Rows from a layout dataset
* begin *

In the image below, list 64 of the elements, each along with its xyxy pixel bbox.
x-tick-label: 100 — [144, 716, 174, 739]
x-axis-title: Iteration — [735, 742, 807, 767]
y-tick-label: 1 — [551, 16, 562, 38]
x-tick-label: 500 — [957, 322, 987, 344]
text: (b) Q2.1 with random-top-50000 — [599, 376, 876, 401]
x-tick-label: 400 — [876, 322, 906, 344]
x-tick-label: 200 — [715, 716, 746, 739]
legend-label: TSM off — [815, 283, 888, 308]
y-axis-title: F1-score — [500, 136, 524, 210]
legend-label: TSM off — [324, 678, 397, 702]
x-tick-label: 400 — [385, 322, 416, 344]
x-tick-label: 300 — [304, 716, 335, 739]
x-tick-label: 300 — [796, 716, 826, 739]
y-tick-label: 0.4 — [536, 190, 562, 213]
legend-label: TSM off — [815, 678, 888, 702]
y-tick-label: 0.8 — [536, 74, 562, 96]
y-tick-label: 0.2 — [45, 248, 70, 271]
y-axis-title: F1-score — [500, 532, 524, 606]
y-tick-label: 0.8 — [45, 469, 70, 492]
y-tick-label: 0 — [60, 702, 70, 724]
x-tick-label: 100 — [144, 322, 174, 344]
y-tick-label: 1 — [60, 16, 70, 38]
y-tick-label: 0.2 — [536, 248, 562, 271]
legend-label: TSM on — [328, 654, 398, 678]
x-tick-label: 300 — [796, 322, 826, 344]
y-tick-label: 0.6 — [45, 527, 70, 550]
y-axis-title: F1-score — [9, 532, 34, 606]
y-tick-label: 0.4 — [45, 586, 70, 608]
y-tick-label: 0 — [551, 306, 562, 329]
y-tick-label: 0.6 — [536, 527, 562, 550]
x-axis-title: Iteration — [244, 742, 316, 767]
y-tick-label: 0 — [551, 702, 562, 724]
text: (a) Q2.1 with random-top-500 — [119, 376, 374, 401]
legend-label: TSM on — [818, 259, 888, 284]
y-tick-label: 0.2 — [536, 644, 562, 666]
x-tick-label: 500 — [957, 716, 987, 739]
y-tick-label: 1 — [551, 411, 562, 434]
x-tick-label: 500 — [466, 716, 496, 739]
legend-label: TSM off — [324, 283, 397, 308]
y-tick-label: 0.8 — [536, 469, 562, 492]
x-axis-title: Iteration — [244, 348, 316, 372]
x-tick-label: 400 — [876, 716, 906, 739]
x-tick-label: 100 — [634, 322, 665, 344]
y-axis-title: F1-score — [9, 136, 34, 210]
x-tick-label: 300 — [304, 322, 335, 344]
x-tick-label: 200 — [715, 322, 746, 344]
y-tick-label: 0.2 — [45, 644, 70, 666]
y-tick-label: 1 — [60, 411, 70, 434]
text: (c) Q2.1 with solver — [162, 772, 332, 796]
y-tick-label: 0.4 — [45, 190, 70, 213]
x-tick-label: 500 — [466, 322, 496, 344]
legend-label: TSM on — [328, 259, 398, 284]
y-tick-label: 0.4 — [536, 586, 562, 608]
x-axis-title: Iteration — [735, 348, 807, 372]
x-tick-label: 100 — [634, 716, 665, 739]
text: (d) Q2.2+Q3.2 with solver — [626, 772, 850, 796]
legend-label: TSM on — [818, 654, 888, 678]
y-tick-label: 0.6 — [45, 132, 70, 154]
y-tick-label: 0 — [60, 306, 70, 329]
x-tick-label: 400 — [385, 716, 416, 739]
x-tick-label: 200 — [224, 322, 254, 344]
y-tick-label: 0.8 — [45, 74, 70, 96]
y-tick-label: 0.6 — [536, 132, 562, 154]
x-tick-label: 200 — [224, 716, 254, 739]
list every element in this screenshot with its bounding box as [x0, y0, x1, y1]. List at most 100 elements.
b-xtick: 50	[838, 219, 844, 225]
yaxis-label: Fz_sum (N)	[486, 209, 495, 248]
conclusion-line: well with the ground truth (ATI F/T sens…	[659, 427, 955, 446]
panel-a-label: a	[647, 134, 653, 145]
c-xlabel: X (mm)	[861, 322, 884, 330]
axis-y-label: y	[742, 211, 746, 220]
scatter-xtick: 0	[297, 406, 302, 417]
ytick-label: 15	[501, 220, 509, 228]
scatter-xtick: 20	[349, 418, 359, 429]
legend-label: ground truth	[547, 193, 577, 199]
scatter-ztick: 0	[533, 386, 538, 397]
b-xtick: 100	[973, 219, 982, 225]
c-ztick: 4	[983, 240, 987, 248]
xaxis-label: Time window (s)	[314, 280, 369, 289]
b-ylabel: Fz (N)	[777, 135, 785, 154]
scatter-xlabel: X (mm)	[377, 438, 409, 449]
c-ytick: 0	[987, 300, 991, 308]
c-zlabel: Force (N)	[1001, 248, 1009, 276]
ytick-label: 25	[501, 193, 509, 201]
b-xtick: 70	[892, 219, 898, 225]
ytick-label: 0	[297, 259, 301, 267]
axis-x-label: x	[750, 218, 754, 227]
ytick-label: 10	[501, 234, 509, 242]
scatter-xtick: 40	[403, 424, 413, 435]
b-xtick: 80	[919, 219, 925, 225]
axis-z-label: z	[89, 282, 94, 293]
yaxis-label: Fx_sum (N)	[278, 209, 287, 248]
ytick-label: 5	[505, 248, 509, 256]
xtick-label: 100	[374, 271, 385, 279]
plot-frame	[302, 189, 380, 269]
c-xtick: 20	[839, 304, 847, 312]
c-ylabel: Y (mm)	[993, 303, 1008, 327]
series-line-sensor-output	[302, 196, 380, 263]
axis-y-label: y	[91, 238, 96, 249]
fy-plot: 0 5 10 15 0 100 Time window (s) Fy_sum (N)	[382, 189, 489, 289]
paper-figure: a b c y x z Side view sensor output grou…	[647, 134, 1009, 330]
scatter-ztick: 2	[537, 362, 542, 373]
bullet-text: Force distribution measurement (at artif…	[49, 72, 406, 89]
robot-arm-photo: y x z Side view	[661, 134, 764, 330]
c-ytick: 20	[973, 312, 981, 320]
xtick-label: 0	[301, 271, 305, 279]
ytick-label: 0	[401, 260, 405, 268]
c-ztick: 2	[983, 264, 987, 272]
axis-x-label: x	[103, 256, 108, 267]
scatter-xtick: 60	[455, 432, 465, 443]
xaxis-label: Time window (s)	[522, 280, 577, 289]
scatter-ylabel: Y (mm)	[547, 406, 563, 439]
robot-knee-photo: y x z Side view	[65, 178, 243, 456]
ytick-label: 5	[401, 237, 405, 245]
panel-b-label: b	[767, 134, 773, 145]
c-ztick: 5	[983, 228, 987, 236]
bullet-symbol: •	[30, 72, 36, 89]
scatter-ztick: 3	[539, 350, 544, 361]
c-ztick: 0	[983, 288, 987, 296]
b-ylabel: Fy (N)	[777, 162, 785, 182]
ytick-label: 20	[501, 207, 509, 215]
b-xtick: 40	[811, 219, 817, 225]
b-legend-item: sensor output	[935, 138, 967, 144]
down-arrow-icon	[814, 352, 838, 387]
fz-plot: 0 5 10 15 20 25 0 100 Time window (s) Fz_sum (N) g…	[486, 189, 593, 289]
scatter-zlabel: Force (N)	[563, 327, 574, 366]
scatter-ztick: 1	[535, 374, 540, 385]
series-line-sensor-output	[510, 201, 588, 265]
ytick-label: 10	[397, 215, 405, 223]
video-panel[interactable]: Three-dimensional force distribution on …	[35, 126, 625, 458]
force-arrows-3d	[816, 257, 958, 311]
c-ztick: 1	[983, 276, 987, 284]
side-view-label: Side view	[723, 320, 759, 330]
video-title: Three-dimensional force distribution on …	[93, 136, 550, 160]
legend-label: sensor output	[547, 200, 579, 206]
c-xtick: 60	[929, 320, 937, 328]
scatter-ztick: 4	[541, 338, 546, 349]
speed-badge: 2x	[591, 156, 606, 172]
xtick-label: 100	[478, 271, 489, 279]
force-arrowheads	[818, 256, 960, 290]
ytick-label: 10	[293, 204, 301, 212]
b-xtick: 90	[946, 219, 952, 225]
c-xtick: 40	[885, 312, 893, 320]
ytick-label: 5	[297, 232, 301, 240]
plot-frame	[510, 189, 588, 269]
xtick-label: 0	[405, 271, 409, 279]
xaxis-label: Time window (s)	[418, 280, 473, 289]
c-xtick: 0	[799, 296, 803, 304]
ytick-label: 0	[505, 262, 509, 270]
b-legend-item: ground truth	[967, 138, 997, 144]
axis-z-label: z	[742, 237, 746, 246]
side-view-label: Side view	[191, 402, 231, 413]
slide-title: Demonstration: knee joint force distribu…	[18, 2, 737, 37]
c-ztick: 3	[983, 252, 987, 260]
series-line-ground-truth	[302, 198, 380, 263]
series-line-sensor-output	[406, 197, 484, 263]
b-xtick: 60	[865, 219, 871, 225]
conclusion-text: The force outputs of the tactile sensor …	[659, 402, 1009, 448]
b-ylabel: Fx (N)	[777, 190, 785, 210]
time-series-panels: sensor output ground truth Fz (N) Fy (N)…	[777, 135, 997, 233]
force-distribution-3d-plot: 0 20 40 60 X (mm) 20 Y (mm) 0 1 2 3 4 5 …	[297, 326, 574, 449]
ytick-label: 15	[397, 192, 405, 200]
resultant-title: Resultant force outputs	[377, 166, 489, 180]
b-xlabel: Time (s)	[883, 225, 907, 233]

* end *

_What the task asks_. Update the records from the first line through the line containing "legend-label: TSM off — [815, 283, 888, 308]", replacing "Iteration" with "Step" and leaving everything else as it stands.

_Answer below_.
In the image below, list 64 of the elements, each along with its xyxy pixel bbox.
x-tick-label: 100 — [144, 716, 174, 739]
x-axis-title: Step — [735, 742, 807, 767]
y-tick-label: 1 — [551, 16, 562, 38]
x-tick-label: 500 — [957, 322, 987, 344]
text: (b) Q2.1 with random-top-50000 — [599, 376, 876, 401]
x-tick-label: 400 — [876, 322, 906, 344]
x-tick-label: 200 — [715, 716, 746, 739]
legend-label: TSM off — [815, 283, 888, 308]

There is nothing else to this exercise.